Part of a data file
======

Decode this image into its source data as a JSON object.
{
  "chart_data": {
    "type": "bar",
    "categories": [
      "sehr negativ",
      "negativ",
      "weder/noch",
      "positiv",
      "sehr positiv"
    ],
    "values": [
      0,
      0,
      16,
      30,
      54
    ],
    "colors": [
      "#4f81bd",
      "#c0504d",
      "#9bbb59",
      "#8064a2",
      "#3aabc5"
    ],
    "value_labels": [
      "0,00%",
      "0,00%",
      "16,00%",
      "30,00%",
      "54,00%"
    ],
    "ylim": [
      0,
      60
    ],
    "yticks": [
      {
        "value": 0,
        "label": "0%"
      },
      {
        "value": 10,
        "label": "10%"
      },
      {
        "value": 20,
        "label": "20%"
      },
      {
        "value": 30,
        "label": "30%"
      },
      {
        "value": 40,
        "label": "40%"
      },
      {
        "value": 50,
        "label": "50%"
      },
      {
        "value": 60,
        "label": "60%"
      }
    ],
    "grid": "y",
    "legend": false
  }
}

======

* [WHAT IS NEEDED]: Return each entry from the material above exactly as it appears.

* [RESPONSE TO THE TASK]:
Decode this image into its source data as a JSON object.
{
  "chart_data": {
    "type": "bar",
    "categories": [
      "sehr negativ",
      "negativ",
      "weder/noch",
      "positiv",
      "sehr positiv"
    ],
    "values": [
      0,
      0,
      16,
      30,
      54
    ],
    "colors": [
      "#4f81bd",
      "#c0504d",
      "#9bbb59",
      "#8064a2",
      "#3aabc5"
    ],
    "value_labels": [
      "0,00%",
      "0,00%",
      "16,00%",
      "30,00%",
      "54,00%"
    ],
    "ylim": [
      0,
      60
    ],
    "yticks": [
      {
        "value": 0,
        "label": "0%"
      },
      {
        "value": 10,
        "label": "10%"
      },
      {
        "value": 20,
        "label": "20%"
      },
      {
        "value": 30,
        "label": "30%"
      },
      {
        "value": 40,
        "label": "40%"
      },
      {
        "value": 50,
        "label": "50%"
      },
      {
        "value": 60,
        "label": "60%"
      }
    ],
    "grid": "y",
    "legend": false
  }
}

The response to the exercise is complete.